§ **Objective**
Search the records for "JSON" and copy each line that holds it.

§ **Exercise input**
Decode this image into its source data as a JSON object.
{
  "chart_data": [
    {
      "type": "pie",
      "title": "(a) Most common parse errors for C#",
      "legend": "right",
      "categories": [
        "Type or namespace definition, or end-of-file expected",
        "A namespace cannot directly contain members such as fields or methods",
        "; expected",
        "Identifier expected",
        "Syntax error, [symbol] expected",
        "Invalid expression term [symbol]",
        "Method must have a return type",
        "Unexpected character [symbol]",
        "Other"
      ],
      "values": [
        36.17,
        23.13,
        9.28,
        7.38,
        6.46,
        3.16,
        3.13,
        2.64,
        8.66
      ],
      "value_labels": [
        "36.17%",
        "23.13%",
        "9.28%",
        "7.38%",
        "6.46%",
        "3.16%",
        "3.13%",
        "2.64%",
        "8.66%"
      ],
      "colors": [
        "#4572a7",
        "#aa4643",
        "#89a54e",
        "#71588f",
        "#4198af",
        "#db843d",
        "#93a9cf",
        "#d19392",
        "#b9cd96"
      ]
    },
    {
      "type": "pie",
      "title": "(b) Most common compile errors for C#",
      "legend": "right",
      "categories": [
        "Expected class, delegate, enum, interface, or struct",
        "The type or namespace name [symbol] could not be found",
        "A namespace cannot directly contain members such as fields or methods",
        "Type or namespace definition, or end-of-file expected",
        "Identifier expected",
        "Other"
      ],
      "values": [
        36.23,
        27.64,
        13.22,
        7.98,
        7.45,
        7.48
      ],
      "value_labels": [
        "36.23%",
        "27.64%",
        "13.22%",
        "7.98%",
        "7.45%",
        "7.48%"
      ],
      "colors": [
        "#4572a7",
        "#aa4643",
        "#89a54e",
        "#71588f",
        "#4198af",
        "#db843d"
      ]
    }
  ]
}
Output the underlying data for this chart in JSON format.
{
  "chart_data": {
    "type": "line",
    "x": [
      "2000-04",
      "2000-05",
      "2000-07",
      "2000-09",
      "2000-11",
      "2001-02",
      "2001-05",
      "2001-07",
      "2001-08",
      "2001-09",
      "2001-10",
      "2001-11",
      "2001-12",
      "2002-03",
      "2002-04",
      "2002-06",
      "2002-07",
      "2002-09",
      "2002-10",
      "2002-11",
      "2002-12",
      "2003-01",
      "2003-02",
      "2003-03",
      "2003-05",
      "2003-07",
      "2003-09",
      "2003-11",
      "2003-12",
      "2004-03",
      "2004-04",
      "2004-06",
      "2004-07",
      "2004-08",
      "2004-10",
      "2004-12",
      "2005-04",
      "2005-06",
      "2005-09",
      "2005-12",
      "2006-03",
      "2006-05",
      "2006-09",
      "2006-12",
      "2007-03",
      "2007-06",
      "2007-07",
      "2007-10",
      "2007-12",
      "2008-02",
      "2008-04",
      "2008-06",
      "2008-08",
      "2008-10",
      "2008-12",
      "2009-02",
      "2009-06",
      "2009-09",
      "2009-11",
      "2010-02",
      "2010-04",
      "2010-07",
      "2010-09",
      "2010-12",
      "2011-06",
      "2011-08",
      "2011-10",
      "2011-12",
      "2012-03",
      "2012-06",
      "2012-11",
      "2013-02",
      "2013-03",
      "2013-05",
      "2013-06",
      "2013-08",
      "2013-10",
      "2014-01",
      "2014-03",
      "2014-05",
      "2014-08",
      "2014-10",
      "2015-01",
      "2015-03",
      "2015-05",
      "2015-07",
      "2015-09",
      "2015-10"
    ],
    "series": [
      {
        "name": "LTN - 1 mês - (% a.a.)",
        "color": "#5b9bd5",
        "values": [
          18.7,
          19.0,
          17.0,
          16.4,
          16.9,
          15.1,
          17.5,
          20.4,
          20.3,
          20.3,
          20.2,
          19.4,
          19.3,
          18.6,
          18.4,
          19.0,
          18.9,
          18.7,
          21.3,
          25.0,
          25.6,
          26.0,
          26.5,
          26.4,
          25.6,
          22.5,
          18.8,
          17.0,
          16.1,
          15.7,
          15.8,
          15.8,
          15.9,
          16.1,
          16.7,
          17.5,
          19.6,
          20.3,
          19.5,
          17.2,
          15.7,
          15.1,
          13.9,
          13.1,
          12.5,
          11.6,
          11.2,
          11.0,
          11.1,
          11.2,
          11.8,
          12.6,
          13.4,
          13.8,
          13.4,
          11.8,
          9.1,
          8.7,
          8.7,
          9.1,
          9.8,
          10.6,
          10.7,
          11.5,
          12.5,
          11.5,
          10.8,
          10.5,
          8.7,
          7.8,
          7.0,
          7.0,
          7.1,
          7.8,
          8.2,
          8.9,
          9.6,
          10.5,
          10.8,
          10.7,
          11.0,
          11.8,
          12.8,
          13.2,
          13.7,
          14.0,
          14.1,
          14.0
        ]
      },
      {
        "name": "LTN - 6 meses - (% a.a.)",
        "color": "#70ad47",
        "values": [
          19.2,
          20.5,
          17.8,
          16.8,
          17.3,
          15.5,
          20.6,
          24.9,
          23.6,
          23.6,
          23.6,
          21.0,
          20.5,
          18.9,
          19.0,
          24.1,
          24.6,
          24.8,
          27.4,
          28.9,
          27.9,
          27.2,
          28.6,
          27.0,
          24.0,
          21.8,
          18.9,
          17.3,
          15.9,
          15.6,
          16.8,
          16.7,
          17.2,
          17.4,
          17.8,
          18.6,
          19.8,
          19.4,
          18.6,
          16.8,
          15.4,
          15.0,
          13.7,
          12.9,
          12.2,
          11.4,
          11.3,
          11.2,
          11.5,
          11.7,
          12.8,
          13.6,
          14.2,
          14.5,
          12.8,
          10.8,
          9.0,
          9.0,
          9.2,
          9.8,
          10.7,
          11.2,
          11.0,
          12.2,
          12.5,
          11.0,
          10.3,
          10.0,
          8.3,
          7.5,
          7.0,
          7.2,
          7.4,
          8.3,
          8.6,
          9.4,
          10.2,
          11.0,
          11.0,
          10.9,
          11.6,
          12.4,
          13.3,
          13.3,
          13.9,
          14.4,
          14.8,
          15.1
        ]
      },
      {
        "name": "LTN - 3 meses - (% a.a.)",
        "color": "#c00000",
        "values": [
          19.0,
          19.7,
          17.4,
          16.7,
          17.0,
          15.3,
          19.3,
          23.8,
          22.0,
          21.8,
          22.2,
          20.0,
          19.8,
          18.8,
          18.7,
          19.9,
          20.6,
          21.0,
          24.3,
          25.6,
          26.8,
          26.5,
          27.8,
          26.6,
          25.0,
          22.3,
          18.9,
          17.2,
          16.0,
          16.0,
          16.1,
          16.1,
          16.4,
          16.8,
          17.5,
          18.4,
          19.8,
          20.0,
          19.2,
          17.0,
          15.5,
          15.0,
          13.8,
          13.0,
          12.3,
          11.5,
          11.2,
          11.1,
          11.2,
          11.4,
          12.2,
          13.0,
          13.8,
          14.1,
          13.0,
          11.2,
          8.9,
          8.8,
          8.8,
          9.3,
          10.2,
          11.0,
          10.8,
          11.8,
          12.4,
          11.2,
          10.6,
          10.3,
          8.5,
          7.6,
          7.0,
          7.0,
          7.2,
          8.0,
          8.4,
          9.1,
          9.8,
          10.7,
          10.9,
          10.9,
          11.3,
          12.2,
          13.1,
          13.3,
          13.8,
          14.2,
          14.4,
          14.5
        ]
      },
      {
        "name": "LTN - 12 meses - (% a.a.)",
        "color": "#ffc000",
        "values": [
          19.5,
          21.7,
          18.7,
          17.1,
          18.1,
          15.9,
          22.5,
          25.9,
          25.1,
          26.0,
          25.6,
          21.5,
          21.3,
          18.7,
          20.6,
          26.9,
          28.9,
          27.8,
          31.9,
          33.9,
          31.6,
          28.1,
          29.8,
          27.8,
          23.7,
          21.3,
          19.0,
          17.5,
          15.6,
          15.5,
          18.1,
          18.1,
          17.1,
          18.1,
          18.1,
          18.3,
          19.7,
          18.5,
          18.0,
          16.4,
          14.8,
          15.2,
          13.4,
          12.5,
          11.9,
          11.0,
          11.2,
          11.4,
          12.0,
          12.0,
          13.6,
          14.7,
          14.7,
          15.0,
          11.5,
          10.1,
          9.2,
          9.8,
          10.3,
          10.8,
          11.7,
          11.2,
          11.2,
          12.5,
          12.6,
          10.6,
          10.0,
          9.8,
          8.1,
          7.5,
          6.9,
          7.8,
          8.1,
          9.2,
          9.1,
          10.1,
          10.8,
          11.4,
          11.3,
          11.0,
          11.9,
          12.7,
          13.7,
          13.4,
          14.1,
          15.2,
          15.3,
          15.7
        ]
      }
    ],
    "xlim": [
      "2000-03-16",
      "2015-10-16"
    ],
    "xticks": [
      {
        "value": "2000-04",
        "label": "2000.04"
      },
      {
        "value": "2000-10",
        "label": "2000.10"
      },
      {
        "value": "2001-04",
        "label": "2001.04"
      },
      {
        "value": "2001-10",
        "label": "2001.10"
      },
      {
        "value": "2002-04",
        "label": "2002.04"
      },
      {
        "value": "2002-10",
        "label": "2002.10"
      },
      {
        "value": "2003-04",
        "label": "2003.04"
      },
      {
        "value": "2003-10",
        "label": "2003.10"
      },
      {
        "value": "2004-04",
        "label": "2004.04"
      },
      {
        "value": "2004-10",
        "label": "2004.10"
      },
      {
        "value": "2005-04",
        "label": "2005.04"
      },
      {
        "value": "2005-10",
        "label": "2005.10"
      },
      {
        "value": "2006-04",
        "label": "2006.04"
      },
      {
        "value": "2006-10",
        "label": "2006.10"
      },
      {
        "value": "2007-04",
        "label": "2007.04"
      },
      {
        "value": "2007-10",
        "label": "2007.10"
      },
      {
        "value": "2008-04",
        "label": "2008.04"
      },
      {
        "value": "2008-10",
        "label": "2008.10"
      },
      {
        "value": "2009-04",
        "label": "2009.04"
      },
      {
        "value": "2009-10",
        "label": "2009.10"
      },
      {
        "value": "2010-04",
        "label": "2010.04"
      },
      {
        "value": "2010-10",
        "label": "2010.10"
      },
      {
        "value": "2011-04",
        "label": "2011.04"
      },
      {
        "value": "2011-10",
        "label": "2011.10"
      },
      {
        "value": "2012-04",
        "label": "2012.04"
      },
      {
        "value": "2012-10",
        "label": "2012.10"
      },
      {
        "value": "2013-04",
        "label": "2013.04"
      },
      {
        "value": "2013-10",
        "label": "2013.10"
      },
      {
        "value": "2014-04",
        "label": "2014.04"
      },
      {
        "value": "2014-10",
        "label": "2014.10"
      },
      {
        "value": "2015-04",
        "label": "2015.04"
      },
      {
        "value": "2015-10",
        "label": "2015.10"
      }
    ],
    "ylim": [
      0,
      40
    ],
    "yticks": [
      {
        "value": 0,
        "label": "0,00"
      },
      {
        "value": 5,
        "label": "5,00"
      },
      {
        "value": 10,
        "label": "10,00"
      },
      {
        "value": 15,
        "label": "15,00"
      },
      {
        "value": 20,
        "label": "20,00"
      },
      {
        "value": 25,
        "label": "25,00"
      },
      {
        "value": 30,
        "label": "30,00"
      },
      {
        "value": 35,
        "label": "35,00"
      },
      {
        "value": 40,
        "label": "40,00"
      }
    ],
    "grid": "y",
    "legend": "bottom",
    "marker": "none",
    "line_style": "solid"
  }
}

§ **Result of this task**
Decode this image into its source data as a JSON object.
Output the underlying data for this chart in JSON format.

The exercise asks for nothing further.